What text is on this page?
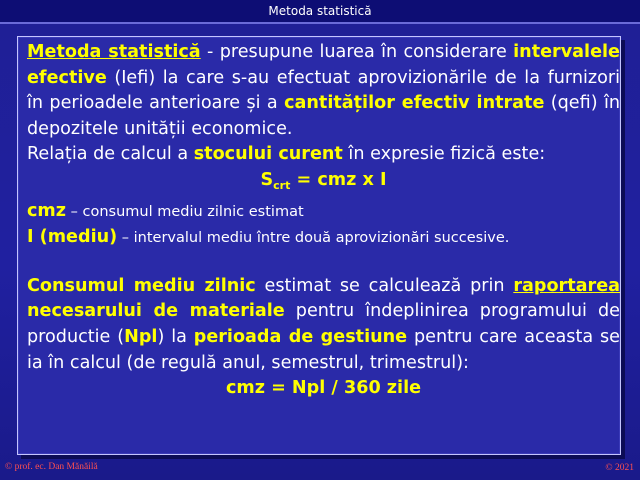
Metoda statistică
Metoda statistică - presupune luarea în considerare intervalele efective (Iefi) la care s-au efectuat aprovizionările de la furnizori în perioadele anterioare și a cantităților efectiv intrate (qefi) în depozitele unității economice.
Relația de calcul a stocului curent în expresie fizică este:
$S_{crt}$ = cmz x I
cmz – consumul mediu zilnic estimat
I (mediu) – intervalul mediu între două aprovizionări succesive.
Consumul mediu zilnic estimat se calculează prin raportarea necesarului de materiale pentru îndeplinirea programului de productie (Npl) la perioada de gestiune pentru care aceasta se ia în calcul (de regulă anul, semestrul, trimestrul):
cmz = Npl / 360 zile
© prof. ec. Dan Mănăilă	© 2021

* Exercise goal:
Without including any pictures, print each record exactly.

* Task response:
What text is on this page?
Metoda statistică
Metoda statistică - presupune luarea în considerare intervalele efective (Iefi) la care s-au efectuat aprovizionările de la furnizori în perioadele anterioare și a cantităților efectiv intrate (qefi) în depozitele unității economice.
Relația de calcul a stocului curent în expresie fizică este:
$S_{crt}$ = cmz x I
cmz – consumul mediu zilnic estimat
I (mediu) – intervalul mediu între două aprovizionări succesive.
Consumul mediu zilnic estimat se calculează prin raportarea necesarului de materiale pentru îndeplinirea programului de productie (Npl) la perioada de gestiune pentru care aceasta se ia în calcul (de regulă anul, semestrul, trimestrul):
cmz = Npl / 360 zile
© prof. ec. Dan Mănăilă	© 2021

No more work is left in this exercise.